Given task => In full and without deviation, write out the entries that follow.

------ Supplied records

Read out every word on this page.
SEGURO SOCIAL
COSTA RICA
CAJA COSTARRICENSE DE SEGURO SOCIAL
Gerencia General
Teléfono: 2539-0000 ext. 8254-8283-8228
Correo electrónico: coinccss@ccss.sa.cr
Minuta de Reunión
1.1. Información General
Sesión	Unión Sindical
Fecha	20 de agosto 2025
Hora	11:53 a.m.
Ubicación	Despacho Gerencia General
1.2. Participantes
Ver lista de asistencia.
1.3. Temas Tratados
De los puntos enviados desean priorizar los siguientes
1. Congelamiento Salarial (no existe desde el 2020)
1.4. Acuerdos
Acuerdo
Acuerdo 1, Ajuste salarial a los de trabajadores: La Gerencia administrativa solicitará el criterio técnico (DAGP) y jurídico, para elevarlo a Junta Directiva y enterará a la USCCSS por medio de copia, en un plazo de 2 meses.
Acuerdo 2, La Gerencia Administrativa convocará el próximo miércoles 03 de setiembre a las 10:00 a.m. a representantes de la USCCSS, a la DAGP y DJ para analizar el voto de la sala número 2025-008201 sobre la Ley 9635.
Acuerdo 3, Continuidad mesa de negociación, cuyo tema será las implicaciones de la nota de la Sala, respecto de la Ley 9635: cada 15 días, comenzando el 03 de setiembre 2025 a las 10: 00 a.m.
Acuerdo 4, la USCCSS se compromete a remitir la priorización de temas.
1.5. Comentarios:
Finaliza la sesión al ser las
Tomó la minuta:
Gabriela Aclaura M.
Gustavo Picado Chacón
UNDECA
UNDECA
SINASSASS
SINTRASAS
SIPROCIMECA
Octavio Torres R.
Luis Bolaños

------------

Expected output =>
Read out every word on this page.
SEGURO SOCIAL
COSTA RICA
CAJA COSTARRICENSE DE SEGURO SOCIAL
Gerencia General
Teléfono: 2539-0000 ext. 8254-8283-8228
Correo electrónico: coinccss@ccss.sa.cr
Minuta de Reunión
1.1. Información General
Sesión	Unión Sindical
Fecha	20 de agosto 2025
Hora	11:53 a.m.
Ubicación	Despacho Gerencia General
1.2. Participantes
Ver lista de asistencia.
1.3. Temas Tratados
De los puntos enviados desean priorizar los siguientes
1. Congelamiento Salarial (no existe desde el 2020)
1.4. Acuerdos
Acuerdo
Acuerdo 1, Ajuste salarial a los de trabajadores: La Gerencia administrativa solicitará el criterio técnico (DAGP) y jurídico, para elevarlo a Junta Directiva y enterará a la USCCSS por medio de copia, en un plazo de 2 meses.
Acuerdo 2, La Gerencia Administrativa convocará el próximo miércoles 03 de setiembre a las 10:00 a.m. a representantes de la USCCSS, a la DAGP y DJ para analizar el voto de la sala número 2025-008201 sobre la Ley 9635.
Acuerdo 3, Continuidad mesa de negociación, cuyo tema será las implicaciones de la nota de la Sala, respecto de la Ley 9635: cada 15 días, comenzando el 03 de setiembre 2025 a las 10: 00 a.m.
Acuerdo 4, la USCCSS se compromete a remitir la priorización de temas.
1.5. Comentarios:
Finaliza la sesión al ser las
Tomó la minuta:
Gabriela Aclaura M.
Gustavo Picado Chacón
UNDECA
UNDECA
SINASSASS
SINTRASAS
SIPROCIMECA
Octavio Torres R.
Luis Bolaños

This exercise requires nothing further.